- [THE EXERCISE]: Repeat every line below exactly as it reads.

--- begin EXCERPTED RECORDS ---

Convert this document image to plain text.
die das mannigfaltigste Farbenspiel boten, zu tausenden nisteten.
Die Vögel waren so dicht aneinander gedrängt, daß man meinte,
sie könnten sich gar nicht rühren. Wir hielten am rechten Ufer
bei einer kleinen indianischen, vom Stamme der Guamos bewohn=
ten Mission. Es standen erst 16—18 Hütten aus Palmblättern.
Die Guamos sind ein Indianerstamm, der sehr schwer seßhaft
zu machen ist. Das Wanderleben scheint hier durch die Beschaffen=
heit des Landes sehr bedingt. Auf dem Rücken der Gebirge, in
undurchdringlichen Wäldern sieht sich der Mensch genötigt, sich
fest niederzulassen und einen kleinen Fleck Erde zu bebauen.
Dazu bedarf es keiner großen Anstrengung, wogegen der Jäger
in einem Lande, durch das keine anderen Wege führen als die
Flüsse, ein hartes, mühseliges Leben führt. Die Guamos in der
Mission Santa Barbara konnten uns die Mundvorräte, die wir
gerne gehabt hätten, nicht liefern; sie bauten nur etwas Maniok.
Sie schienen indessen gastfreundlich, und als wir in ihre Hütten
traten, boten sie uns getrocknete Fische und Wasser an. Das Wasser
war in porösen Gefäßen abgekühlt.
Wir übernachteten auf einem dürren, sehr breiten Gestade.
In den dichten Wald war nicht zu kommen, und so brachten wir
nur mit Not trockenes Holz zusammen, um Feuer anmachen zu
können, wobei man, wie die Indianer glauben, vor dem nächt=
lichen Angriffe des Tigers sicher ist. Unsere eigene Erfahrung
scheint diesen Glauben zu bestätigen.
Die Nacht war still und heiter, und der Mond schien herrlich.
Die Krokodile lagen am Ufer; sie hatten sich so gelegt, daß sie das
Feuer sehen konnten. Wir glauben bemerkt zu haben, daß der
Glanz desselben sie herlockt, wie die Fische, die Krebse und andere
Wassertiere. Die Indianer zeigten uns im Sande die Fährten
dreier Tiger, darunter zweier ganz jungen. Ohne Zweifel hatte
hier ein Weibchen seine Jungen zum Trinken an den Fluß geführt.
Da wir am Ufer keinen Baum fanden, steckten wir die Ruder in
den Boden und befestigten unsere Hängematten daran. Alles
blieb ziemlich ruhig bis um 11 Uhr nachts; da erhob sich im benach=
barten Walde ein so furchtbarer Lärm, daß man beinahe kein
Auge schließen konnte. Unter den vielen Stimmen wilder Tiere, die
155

--- end EXCERPTED RECORDS ---

- [FULL SOLUTION]:
Convert this document image to plain text.
die das mannigfaltigste Farbenspiel boten, zu tausenden nisteten.
Die Vögel waren so dicht aneinander gedrängt, daß man meinte,
sie könnten sich gar nicht rühren. Wir hielten am rechten Ufer
bei einer kleinen indianischen, vom Stamme der Guamos bewohn=
ten Mission. Es standen erst 16—18 Hütten aus Palmblättern.
Die Guamos sind ein Indianerstamm, der sehr schwer seßhaft
zu machen ist. Das Wanderleben scheint hier durch die Beschaffen=
heit des Landes sehr bedingt. Auf dem Rücken der Gebirge, in
undurchdringlichen Wäldern sieht sich der Mensch genötigt, sich
fest niederzulassen und einen kleinen Fleck Erde zu bebauen.
Dazu bedarf es keiner großen Anstrengung, wogegen der Jäger
in einem Lande, durch das keine anderen Wege führen als die
Flüsse, ein hartes, mühseliges Leben führt. Die Guamos in der
Mission Santa Barbara konnten uns die Mundvorräte, die wir
gerne gehabt hätten, nicht liefern; sie bauten nur etwas Maniok.
Sie schienen indessen gastfreundlich, und als wir in ihre Hütten
traten, boten sie uns getrocknete Fische und Wasser an. Das Wasser
war in porösen Gefäßen abgekühlt.
Wir übernachteten auf einem dürren, sehr breiten Gestade.
In den dichten Wald war nicht zu kommen, und so brachten wir
nur mit Not trockenes Holz zusammen, um Feuer anmachen zu
können, wobei man, wie die Indianer glauben, vor dem nächt=
lichen Angriffe des Tigers sicher ist. Unsere eigene Erfahrung
scheint diesen Glauben zu bestätigen.
Die Nacht war still und heiter, und der Mond schien herrlich.
Die Krokodile lagen am Ufer; sie hatten sich so gelegt, daß sie das
Feuer sehen konnten. Wir glauben bemerkt zu haben, daß der
Glanz desselben sie herlockt, wie die Fische, die Krebse und andere
Wassertiere. Die Indianer zeigten uns im Sande die Fährten
dreier Tiger, darunter zweier ganz jungen. Ohne Zweifel hatte
hier ein Weibchen seine Jungen zum Trinken an den Fluß geführt.
Da wir am Ufer keinen Baum fanden, steckten wir die Ruder in
den Boden und befestigten unsere Hängematten daran. Alles
blieb ziemlich ruhig bis um 11 Uhr nachts; da erhob sich im benach=
barten Walde ein so furchtbarer Lärm, daß man beinahe kein
Auge schließen konnte. Unter den vielen Stimmen wilder Tiere, die
155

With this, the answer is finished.